→ Aim:
Find each line with the string "bruit" and copy it.

→ Provided entries:
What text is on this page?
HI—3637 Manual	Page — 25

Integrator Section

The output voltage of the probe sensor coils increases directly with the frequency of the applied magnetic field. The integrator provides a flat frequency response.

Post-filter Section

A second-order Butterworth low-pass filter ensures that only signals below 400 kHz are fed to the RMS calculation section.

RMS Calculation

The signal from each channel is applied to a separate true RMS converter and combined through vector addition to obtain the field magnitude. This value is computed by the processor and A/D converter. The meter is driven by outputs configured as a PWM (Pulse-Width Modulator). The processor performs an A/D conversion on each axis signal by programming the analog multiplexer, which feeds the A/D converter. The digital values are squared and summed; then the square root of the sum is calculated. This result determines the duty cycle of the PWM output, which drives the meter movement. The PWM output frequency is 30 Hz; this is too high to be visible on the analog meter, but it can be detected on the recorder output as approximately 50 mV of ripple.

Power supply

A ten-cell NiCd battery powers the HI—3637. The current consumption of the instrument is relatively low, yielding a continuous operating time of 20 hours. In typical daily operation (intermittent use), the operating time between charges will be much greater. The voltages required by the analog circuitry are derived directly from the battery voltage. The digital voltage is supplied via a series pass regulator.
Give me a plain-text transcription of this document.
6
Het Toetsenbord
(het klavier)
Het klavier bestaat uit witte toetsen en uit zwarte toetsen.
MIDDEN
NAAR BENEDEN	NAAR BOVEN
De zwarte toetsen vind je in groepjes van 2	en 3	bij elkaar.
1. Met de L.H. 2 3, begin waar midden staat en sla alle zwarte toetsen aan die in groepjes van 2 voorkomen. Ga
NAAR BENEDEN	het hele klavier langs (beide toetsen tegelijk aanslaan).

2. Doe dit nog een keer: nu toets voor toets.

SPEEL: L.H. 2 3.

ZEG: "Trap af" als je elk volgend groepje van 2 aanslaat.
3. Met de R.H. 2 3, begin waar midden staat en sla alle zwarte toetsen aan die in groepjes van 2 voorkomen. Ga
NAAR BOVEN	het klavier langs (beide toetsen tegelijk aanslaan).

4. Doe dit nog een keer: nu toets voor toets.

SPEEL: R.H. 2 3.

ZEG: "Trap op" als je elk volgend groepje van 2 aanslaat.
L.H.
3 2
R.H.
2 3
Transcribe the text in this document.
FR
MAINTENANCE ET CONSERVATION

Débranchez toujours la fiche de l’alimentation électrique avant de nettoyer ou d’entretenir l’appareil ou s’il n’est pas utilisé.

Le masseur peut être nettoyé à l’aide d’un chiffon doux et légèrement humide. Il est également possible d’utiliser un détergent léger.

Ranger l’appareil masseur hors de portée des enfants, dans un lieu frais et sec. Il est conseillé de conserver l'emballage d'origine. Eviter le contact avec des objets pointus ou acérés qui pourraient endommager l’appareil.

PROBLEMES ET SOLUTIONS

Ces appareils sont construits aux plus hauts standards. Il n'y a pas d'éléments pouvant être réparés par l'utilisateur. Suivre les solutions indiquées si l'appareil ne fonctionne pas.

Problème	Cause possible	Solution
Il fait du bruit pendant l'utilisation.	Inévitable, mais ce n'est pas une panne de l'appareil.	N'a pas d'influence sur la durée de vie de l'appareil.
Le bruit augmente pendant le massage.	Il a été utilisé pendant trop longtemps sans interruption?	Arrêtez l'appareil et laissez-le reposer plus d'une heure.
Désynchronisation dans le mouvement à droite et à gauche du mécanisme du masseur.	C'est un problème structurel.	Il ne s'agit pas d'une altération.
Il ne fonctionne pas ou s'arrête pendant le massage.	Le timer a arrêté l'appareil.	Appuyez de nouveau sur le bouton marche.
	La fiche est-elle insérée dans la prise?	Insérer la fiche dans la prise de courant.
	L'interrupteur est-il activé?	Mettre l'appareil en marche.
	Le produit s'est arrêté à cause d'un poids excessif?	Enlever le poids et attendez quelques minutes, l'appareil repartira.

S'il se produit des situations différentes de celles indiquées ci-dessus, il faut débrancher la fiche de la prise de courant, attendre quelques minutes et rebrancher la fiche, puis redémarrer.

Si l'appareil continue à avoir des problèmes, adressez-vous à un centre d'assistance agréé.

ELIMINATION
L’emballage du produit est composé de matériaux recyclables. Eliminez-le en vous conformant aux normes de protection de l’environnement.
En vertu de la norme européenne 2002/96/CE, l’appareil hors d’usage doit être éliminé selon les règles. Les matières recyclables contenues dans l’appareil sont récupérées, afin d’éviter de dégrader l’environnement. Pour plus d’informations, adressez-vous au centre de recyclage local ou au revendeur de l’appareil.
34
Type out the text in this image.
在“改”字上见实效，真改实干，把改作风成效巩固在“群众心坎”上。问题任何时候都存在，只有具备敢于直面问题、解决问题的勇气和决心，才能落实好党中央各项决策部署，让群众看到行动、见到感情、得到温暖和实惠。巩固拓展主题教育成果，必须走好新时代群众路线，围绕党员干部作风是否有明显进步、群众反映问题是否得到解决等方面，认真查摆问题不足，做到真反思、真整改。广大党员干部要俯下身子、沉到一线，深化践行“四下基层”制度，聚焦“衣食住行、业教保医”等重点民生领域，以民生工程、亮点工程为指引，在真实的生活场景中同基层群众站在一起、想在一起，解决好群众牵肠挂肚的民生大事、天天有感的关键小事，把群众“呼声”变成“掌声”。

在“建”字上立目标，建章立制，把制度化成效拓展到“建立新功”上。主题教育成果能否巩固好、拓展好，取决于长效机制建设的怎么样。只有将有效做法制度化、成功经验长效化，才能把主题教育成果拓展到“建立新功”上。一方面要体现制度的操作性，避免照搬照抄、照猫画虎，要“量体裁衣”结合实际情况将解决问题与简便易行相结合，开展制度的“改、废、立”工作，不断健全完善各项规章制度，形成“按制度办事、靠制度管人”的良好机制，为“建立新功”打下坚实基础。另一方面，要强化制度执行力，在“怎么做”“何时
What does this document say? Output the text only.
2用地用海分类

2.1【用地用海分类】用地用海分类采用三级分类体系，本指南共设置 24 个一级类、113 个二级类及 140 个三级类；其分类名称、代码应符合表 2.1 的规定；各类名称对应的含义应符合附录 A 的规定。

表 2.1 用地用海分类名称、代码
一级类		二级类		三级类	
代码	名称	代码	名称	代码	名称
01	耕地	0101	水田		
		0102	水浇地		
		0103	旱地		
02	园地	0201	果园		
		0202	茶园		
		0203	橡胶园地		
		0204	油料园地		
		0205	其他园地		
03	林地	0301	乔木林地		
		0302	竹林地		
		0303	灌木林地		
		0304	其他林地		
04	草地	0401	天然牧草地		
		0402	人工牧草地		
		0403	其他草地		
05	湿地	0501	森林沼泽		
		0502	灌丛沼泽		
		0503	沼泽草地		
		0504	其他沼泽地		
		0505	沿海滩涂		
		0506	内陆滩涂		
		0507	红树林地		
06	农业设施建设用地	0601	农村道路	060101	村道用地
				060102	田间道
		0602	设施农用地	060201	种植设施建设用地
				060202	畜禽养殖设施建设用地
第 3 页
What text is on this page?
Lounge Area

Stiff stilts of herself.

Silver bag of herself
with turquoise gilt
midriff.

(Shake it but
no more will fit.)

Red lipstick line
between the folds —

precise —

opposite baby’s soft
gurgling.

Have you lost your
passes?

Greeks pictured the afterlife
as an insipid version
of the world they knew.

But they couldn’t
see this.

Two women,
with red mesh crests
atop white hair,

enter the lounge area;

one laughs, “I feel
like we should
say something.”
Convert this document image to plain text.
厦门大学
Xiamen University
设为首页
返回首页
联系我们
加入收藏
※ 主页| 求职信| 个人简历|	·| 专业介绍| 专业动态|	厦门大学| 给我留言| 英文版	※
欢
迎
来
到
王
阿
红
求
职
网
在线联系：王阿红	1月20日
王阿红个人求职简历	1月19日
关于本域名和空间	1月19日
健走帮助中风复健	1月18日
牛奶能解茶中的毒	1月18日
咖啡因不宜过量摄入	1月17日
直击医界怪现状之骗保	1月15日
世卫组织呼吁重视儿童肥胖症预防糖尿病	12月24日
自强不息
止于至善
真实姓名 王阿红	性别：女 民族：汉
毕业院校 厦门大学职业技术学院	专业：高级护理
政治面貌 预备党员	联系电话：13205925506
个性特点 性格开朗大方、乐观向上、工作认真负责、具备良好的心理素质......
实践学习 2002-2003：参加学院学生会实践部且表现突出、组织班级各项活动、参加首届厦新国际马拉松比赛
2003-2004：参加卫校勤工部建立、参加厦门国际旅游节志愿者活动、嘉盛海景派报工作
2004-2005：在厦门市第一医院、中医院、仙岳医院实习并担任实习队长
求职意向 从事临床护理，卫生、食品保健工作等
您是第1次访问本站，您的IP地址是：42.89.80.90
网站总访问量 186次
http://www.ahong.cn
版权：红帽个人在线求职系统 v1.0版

→ Solved problem:
Il fait du bruit pendant l'utilisation.	Inévitable, mais ce n'est pas une panne de l'appareil.	N'a pas d'influence sur la durée de vie de l'appareil.
Le bruit augmente pendant le massage.	Il a été utilisé pendant trop longtemps sans interruption?	Arrêtez l'appareil et laissez-le reposer plus d'une heure.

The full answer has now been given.